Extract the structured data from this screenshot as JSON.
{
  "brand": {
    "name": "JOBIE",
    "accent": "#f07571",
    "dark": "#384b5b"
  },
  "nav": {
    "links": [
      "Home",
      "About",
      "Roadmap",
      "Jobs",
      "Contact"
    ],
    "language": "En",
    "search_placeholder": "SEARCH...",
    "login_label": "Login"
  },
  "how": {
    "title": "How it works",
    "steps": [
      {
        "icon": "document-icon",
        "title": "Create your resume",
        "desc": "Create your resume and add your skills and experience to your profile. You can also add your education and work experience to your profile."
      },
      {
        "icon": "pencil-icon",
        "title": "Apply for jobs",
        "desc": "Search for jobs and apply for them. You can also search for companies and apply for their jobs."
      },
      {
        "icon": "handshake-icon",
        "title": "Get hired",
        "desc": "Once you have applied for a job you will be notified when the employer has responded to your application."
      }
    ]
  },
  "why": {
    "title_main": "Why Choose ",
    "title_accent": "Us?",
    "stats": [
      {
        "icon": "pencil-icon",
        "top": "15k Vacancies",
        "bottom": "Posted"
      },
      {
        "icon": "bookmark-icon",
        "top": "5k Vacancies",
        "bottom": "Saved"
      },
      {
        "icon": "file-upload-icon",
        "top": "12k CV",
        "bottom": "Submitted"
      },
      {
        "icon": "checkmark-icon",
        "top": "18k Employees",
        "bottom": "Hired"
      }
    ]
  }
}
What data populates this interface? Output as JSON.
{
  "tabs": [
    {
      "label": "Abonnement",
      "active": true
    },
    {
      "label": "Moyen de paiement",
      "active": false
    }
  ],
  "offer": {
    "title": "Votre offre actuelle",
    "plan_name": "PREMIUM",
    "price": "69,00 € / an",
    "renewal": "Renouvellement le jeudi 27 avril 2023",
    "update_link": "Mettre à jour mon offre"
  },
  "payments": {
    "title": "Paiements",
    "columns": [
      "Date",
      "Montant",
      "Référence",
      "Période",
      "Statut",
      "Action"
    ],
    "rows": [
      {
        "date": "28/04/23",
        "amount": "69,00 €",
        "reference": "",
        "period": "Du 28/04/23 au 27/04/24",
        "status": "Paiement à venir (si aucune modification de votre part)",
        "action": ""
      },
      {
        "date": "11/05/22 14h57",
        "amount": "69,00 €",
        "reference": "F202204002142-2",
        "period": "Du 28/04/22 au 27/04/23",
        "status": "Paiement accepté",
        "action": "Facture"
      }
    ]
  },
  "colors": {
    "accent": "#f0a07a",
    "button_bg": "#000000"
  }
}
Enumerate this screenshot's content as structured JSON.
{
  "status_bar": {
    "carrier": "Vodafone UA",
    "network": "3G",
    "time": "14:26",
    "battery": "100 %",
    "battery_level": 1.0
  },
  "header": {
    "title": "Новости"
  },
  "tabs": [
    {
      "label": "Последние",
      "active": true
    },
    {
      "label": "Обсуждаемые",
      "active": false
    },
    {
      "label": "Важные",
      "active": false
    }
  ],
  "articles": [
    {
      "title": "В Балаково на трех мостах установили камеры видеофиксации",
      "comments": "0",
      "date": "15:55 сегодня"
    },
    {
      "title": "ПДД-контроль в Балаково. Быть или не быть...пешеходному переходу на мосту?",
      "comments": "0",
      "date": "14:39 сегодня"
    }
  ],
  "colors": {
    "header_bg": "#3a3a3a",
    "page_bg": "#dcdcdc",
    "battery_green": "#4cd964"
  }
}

.....

Instructions for the task
Extract every line from the records above that contains the word "offre".

Response to this exercise
    "title": "Votre offre actuelle",
    "update_link": "Mettre à jour mon offre"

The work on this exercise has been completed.